** START Data excerpts **

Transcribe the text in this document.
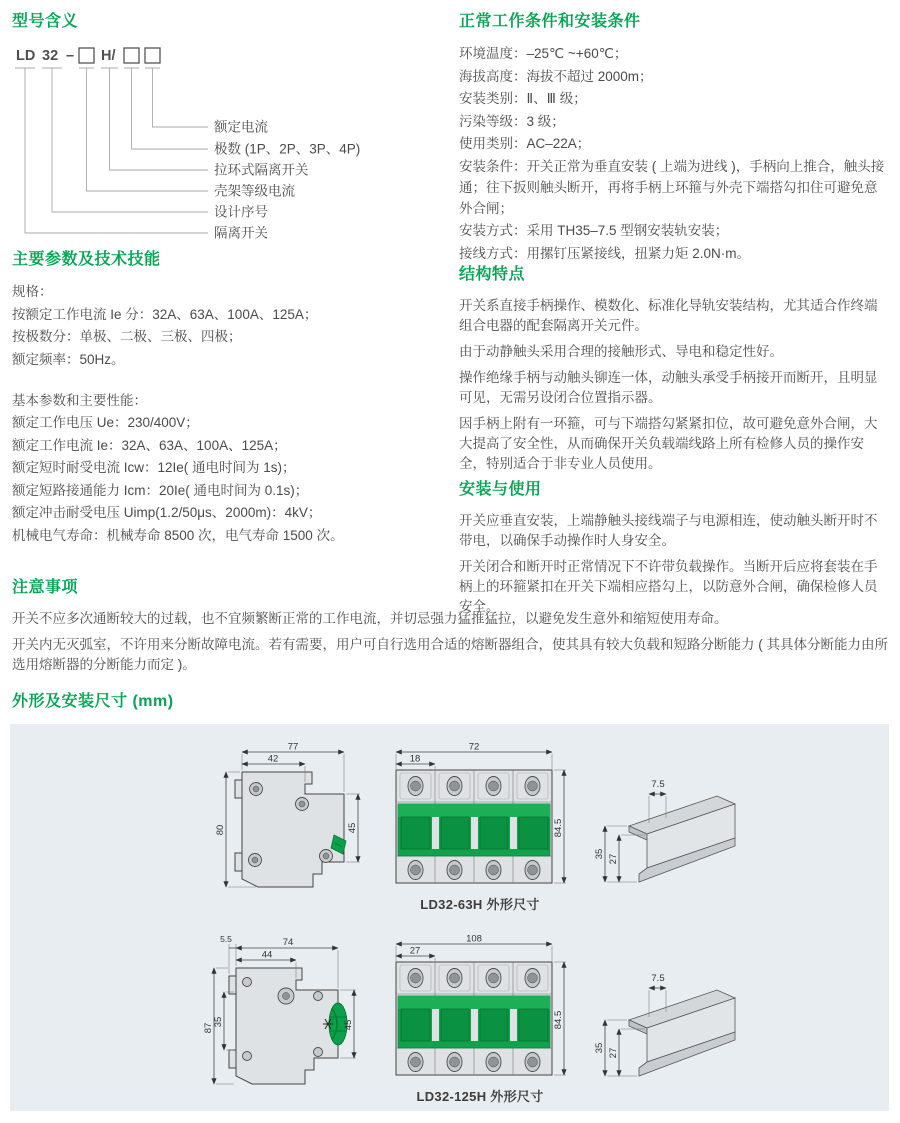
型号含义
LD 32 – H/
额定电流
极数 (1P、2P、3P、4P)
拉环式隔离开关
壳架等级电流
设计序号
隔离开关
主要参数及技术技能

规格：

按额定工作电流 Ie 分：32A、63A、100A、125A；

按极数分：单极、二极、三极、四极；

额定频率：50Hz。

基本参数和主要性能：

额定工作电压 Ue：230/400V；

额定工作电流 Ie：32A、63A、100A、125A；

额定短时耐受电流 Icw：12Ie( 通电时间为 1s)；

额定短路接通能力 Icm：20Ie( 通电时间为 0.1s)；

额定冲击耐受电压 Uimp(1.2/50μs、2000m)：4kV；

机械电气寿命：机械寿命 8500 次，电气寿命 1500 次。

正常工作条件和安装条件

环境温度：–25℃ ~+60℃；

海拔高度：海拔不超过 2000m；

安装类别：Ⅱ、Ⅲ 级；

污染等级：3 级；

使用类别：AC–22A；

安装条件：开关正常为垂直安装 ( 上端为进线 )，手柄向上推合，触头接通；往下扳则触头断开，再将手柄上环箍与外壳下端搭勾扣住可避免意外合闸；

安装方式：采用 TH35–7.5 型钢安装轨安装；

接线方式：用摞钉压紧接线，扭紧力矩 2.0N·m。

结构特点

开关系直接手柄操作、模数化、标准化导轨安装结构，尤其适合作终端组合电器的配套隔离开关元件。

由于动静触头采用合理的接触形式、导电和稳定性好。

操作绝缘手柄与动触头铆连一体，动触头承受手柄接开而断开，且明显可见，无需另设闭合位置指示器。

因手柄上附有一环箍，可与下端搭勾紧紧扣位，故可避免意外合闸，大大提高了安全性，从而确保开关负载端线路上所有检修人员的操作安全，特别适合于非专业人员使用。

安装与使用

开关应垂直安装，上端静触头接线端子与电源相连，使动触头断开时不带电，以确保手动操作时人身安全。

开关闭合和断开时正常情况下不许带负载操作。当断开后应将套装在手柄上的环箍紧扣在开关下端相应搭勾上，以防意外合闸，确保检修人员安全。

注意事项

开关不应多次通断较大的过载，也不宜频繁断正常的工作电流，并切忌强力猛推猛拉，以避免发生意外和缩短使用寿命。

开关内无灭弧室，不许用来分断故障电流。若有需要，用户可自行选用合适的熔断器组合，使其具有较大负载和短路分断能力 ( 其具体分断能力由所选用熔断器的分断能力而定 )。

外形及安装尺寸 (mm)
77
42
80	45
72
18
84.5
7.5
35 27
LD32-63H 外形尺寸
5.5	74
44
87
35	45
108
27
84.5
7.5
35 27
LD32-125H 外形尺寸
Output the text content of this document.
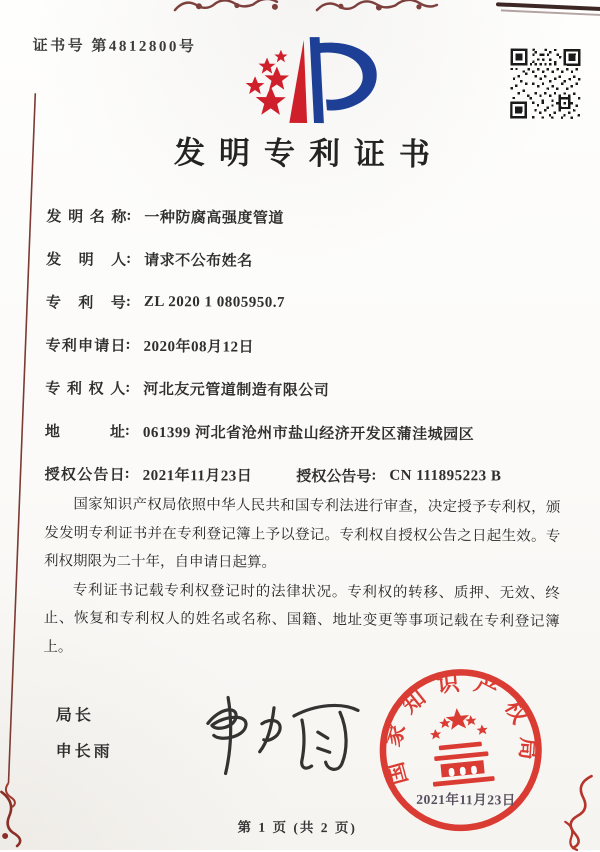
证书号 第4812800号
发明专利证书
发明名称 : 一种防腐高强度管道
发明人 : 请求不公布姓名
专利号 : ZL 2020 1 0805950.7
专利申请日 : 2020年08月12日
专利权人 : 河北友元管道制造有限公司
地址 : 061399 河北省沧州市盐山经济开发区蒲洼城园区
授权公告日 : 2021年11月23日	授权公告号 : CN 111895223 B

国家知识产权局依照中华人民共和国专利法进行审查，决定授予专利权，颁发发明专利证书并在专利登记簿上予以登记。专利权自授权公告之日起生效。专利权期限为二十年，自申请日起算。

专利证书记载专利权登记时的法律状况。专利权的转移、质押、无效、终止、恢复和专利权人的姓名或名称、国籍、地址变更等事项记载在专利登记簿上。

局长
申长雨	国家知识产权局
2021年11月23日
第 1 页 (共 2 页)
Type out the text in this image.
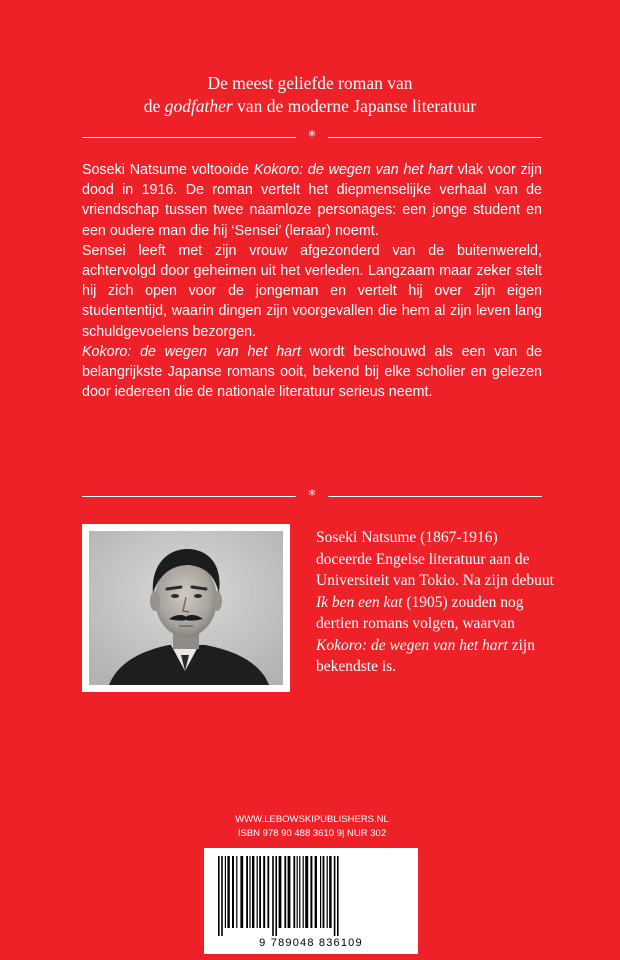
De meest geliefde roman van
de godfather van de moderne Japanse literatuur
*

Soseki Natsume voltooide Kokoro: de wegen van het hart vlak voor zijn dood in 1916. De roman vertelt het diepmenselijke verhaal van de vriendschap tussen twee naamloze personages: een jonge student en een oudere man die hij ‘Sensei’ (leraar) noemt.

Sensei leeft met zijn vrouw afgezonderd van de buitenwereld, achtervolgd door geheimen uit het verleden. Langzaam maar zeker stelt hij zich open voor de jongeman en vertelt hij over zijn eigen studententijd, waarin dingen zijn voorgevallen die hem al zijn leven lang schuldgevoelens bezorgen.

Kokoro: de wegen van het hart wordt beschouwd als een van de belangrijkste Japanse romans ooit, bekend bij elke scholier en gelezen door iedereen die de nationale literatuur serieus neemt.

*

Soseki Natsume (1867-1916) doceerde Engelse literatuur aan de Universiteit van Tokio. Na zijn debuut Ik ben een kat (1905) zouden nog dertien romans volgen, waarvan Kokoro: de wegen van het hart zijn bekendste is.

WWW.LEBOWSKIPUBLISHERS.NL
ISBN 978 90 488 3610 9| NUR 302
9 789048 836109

** END Data excerpts **

- [Do this]:
Locate the string "Kokoro" in the listing above and copy every line where it occurs.

- [Expected answer]:
Soseki Natsume voltooide Kokoro: de wegen van het hart vlak voor zijn dood in 1916. De roman vertelt het diepmenselijke verhaal van de vriendschap tussen twee naamloze personages: een jonge student en een oudere man die hij ‘Sensei’ (leraar) noemt.
Kokoro: de wegen van het hart wordt beschouwd als een van de belangrijkste Japanse romans ooit, bekend bij elke scholier en gelezen door iedereen die de nationale literatuur serieus neemt.
Soseki Natsume (1867-1916) doceerde Engelse literatuur aan de Universiteit van Tokio. Na zijn debuut Ik ben een kat (1905) zouden nog dertien romans volgen, waarvan Kokoro: de wegen van het hart zijn bekendste is.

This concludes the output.